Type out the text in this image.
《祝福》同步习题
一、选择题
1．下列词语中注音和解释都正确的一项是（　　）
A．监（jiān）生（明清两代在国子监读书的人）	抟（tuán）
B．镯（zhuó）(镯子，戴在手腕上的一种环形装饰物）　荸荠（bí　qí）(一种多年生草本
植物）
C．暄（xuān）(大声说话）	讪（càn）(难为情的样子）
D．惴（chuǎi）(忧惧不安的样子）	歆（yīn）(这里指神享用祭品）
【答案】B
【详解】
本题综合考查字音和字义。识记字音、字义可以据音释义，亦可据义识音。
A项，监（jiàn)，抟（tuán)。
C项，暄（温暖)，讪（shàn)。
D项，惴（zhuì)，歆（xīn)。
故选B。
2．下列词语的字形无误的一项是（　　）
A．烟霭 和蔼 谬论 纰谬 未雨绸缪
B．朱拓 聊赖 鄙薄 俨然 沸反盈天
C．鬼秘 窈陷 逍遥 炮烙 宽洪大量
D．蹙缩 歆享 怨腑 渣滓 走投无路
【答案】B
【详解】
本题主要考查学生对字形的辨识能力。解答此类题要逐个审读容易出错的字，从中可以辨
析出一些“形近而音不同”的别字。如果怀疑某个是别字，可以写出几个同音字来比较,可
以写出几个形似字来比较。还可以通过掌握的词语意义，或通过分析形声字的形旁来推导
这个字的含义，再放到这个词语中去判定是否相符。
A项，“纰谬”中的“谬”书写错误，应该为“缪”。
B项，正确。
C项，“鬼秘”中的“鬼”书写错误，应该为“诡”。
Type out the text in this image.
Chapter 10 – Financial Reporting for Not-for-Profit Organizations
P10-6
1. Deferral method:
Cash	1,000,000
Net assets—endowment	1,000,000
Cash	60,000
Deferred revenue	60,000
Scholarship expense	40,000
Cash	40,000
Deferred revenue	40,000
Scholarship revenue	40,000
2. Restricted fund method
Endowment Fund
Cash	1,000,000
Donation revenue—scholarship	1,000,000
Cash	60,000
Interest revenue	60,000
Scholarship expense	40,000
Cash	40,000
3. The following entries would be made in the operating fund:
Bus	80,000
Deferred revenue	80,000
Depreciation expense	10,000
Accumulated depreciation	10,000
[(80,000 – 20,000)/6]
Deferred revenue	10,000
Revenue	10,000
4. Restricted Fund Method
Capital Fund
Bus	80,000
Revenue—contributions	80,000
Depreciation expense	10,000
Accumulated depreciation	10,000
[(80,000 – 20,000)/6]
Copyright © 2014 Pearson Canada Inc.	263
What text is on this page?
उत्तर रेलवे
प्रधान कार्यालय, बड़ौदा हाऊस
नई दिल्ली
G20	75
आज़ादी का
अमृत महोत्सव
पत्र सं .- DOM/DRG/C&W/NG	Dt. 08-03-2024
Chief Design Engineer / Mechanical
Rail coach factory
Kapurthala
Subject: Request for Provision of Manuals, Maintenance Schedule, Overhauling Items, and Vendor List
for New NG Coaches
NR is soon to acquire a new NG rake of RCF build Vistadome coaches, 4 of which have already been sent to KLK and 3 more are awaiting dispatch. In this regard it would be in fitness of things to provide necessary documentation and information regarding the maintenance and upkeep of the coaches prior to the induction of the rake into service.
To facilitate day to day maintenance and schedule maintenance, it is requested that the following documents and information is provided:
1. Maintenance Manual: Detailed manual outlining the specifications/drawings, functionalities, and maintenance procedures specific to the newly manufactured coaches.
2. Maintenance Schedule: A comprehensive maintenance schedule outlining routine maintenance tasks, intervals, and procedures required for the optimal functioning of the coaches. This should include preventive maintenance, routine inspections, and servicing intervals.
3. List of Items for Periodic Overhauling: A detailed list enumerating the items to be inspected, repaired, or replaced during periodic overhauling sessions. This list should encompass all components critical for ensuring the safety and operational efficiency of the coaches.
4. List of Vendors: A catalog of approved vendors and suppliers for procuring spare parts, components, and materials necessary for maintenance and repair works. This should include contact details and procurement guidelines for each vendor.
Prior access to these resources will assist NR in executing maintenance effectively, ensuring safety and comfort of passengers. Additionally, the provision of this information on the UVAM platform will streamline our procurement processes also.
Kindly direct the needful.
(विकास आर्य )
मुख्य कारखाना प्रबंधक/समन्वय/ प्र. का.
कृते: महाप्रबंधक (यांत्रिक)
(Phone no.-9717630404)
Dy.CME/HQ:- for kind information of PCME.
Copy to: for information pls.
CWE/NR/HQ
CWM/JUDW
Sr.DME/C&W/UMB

WRITTEN PROBLEM –
Repeat the data verbatim.

REPLY TO THE EXERCISE –
Type out the text in this image.
《祝福》同步习题
一、选择题
1．下列词语中注音和解释都正确的一项是（　　）
A．监（jiān）生（明清两代在国子监读书的人）	抟（tuán）
B．镯（zhuó）(镯子，戴在手腕上的一种环形装饰物）　荸荠（bí　qí）(一种多年生草本
植物）
C．暄（xuān）(大声说话）	讪（càn）(难为情的样子）
D．惴（chuǎi）(忧惧不安的样子）	歆（yīn）(这里指神享用祭品）
【答案】B
【详解】
本题综合考查字音和字义。识记字音、字义可以据音释义，亦可据义识音。
A项，监（jiàn)，抟（tuán)。
C项，暄（温暖)，讪（shàn)。
D项，惴（zhuì)，歆（xīn)。
故选B。
2．下列词语的字形无误的一项是（　　）
A．烟霭 和蔼 谬论 纰谬 未雨绸缪
B．朱拓 聊赖 鄙薄 俨然 沸反盈天
C．鬼秘 窈陷 逍遥 炮烙 宽洪大量
D．蹙缩 歆享 怨腑 渣滓 走投无路
【答案】B
【详解】
本题主要考查学生对字形的辨识能力。解答此类题要逐个审读容易出错的字，从中可以辨
析出一些“形近而音不同”的别字。如果怀疑某个是别字，可以写出几个同音字来比较,可
以写出几个形似字来比较。还可以通过掌握的词语意义，或通过分析形声字的形旁来推导
这个字的含义，再放到这个词语中去判定是否相符。
A项，“纰谬”中的“谬”书写错误，应该为“缪”。
B项，正确。
C项，“鬼秘”中的“鬼”书写错误，应该为“诡”。
Type out the text in this image.
Chapter 10 – Financial Reporting for Not-for-Profit Organizations
P10-6
1. Deferral method:
Cash	1,000,000
Net assets—endowment	1,000,000
Cash	60,000
Deferred revenue	60,000
Scholarship expense	40,000
Cash	40,000
Deferred revenue	40,000
Scholarship revenue	40,000
2. Restricted fund method
Endowment Fund
Cash	1,000,000
Donation revenue—scholarship	1,000,000
Cash	60,000
Interest revenue	60,000
Scholarship expense	40,000
Cash	40,000
3. The following entries would be made in the operating fund:
Bus	80,000
Deferred revenue	80,000
Depreciation expense	10,000
Accumulated depreciation	10,000
[(80,000 – 20,000)/6]
Deferred revenue	10,000
Revenue	10,000
4. Restricted Fund Method
Capital Fund
Bus	80,000
Revenue—contributions	80,000
Depreciation expense	10,000
Accumulated depreciation	10,000
[(80,000 – 20,000)/6]
Copyright © 2014 Pearson Canada Inc.	263
What text is on this page?
उत्तर रेलवे
प्रधान कार्यालय, बड़ौदा हाऊस
नई दिल्ली
G20	75
आज़ादी का
अमृत महोत्सव
पत्र सं .- DOM/DRG/C&W/NG	Dt. 08-03-2024
Chief Design Engineer / Mechanical
Rail coach factory
Kapurthala
Subject: Request for Provision of Manuals, Maintenance Schedule, Overhauling Items, and Vendor List
for New NG Coaches
NR is soon to acquire a new NG rake of RCF build Vistadome coaches, 4 of which have already been sent to KLK and 3 more are awaiting dispatch. In this regard it would be in fitness of things to provide necessary documentation and information regarding the maintenance and upkeep of the coaches prior to the induction of the rake into service.
To facilitate day to day maintenance and schedule maintenance, it is requested that the following documents and information is provided:
1. Maintenance Manual: Detailed manual outlining the specifications/drawings, functionalities, and maintenance procedures specific to the newly manufactured coaches.
2. Maintenance Schedule: A comprehensive maintenance schedule outlining routine maintenance tasks, intervals, and procedures required for the optimal functioning of the coaches. This should include preventive maintenance, routine inspections, and servicing intervals.
3. List of Items for Periodic Overhauling: A detailed list enumerating the items to be inspected, repaired, or replaced during periodic overhauling sessions. This list should encompass all components critical for ensuring the safety and operational efficiency of the coaches.
4. List of Vendors: A catalog of approved vendors and suppliers for procuring spare parts, components, and materials necessary for maintenance and repair works. This should include contact details and procurement guidelines for each vendor.
Prior access to these resources will assist NR in executing maintenance effectively, ensuring safety and comfort of passengers. Additionally, the provision of this information on the UVAM platform will streamline our procurement processes also.
Kindly direct the needful.
(विकास आर्य )
मुख्य कारखाना प्रबंधक/समन्वय/ प्र. का.
कृते: महाप्रबंधक (यांत्रिक)
(Phone no.-9717630404)
Dy.CME/HQ:- for kind information of PCME.
Copy to: for information pls.
CWE/NR/HQ
CWM/JUDW
Sr.DME/C&W/UMB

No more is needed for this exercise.